* [Exercise prompt]
Each entry below is to be extracted exactly.

* [Dataset records]

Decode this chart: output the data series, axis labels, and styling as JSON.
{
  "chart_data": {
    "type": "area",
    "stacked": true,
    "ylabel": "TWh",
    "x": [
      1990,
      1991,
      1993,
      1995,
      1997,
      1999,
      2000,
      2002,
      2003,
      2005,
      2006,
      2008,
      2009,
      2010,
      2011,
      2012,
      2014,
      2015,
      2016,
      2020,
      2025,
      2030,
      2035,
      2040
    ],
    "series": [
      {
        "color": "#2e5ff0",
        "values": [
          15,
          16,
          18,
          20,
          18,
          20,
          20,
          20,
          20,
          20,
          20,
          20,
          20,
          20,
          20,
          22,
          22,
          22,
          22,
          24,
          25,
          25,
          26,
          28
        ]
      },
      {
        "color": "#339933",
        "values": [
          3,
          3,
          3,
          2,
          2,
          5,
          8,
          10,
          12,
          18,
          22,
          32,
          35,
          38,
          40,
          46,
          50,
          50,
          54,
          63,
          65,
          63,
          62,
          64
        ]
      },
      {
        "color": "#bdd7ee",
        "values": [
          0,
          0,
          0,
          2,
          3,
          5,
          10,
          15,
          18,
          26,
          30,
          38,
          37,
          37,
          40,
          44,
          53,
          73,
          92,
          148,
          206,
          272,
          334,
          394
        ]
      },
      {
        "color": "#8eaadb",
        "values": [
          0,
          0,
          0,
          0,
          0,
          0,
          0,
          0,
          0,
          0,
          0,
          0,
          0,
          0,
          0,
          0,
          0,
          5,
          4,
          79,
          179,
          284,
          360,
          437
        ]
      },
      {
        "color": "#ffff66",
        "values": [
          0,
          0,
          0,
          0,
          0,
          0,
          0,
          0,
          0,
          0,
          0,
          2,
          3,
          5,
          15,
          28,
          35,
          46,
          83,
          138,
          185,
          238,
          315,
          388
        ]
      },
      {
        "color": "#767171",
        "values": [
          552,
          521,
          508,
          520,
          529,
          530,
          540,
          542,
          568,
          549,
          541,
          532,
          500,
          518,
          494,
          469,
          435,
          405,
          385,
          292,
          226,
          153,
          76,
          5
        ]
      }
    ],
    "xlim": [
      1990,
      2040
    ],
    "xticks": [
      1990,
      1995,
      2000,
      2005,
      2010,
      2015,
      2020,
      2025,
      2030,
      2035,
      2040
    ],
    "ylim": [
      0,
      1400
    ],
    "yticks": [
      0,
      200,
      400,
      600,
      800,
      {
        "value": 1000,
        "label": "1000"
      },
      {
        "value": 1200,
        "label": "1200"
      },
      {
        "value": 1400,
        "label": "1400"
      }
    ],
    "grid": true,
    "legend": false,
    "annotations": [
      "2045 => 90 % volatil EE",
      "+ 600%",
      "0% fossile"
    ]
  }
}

* [Solution for this exercise]
Decode this chart: output the data series, axis labels, and styling as JSON.
{
  "chart_data": {
    "type": "area",
    "stacked": true,
    "ylabel": "TWh",
    "x": [
      1990,
      1991,
      1993,
      1995,
      1997,
      1999,
      2000,
      2002,
      2003,
      2005,
      2006,
      2008,
      2009,
      2010,
      2011,
      2012,
      2014,
      2015,
      2016,
      2020,
      2025,
      2030,
      2035,
      2040
    ],
    "series": [
      {
        "color": "#2e5ff0",
        "values": [
          15,
          16,
          18,
          20,
          18,
          20,
          20,
          20,
          20,
          20,
          20,
          20,
          20,
          20,
          20,
          22,
          22,
          22,
          22,
          24,
          25,
          25,
          26,
          28
        ]
      },
      {
        "color": "#339933",
        "values": [
          3,
          3,
          3,
          2,
          2,
          5,
          8,
          10,
          12,
          18,
          22,
          32,
          35,
          38,
          40,
          46,
          50,
          50,
          54,
          63,
          65,
          63,
          62,
          64
        ]
      },
      {
        "color": "#bdd7ee",
        "values": [
          0,
          0,
          0,
          2,
          3,
          5,
          10,
          15,
          18,
          26,
          30,
          38,
          37,
          37,
          40,
          44,
          53,
          73,
          92,
          148,
          206,
          272,
          334,
          394
        ]
      },
      {
        "color": "#8eaadb",
        "values": [
          0,
          0,
          0,
          0,
          0,
          0,
          0,
          0,
          0,
          0,
          0,
          0,
          0,
          0,
          0,
          0,
          0,
          5,
          4,
          79,
          179,
          284,
          360,
          437
        ]
      },
      {
        "color": "#ffff66",
        "values": [
          0,
          0,
          0,
          0,
          0,
          0,
          0,
          0,
          0,
          0,
          0,
          2,
          3,
          5,
          15,
          28,
          35,
          46,
          83,
          138,
          185,
          238,
          315,
          388
        ]
      },
      {
        "color": "#767171",
        "values": [
          552,
          521,
          508,
          520,
          529,
          530,
          540,
          542,
          568,
          549,
          541,
          532,
          500,
          518,
          494,
          469,
          435,
          405,
          385,
          292,
          226,
          153,
          76,
          5
        ]
      }
    ],
    "xlim": [
      1990,
      2040
    ],
    "xticks": [
      1990,
      1995,
      2000,
      2005,
      2010,
      2015,
      2020,
      2025,
      2030,
      2035,
      2040
    ],
    "ylim": [
      0,
      1400
    ],
    "yticks": [
      0,
      200,
      400,
      600,
      800,
      {
        "value": 1000,
        "label": "1000"
      },
      {
        "value": 1200,
        "label": "1200"
      },
      {
        "value": 1400,
        "label": "1400"
      }
    ],
    "grid": true,
    "legend": false,
    "annotations": [
      "2045 => 90 % volatil EE",
      "+ 600%",
      "0% fossile"
    ]
  }
}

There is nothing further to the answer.